═══ Stored records
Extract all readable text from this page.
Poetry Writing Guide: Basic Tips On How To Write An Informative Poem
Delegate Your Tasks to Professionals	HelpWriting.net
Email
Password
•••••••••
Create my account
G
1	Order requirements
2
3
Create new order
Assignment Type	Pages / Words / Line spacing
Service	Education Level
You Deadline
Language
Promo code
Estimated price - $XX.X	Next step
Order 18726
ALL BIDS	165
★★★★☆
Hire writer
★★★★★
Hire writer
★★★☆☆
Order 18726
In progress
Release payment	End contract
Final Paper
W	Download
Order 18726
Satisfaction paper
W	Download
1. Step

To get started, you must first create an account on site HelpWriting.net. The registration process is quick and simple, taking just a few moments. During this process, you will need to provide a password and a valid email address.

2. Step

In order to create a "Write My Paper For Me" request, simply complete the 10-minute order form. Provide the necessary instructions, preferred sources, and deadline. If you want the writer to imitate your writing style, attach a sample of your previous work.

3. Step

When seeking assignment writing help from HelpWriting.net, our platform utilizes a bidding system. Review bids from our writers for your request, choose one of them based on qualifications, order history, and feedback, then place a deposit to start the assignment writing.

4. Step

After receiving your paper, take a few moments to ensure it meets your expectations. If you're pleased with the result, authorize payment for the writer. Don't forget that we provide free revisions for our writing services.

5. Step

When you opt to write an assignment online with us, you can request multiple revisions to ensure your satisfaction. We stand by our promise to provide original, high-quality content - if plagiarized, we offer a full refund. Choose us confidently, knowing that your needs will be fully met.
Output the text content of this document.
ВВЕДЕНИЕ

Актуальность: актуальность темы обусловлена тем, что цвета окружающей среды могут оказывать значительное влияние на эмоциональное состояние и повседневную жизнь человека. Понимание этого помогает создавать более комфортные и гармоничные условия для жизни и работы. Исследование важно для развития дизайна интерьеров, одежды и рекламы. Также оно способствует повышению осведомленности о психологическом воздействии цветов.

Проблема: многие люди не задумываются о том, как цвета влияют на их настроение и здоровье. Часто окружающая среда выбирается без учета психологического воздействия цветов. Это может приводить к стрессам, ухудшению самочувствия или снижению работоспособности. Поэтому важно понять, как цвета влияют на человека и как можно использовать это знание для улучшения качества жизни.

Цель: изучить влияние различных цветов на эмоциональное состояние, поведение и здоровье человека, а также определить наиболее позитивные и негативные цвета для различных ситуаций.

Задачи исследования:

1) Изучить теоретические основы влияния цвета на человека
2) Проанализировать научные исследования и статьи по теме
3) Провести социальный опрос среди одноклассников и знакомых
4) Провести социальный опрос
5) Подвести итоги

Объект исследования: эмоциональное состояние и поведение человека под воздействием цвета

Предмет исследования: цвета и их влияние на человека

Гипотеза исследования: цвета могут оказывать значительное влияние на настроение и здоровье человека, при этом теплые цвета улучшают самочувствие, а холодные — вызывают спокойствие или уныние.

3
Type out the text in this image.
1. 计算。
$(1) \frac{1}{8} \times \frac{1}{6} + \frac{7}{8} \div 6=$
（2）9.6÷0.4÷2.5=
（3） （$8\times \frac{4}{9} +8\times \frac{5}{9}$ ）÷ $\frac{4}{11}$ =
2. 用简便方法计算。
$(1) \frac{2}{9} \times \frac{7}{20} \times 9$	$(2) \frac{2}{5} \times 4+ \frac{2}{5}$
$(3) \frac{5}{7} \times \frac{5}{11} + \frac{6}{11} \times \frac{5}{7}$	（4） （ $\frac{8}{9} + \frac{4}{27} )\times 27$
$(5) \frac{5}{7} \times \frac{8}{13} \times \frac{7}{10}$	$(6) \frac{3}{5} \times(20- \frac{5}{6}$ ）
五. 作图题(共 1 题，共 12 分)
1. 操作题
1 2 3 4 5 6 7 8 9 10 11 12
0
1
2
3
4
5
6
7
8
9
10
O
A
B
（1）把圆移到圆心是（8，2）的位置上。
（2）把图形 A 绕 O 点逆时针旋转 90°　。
══════
Stated goal -> List the lines of the entries that include "text".

Result for this exercise ->
Extract all readable text from this page.
Output the text content of this document.
Type out the text in this image.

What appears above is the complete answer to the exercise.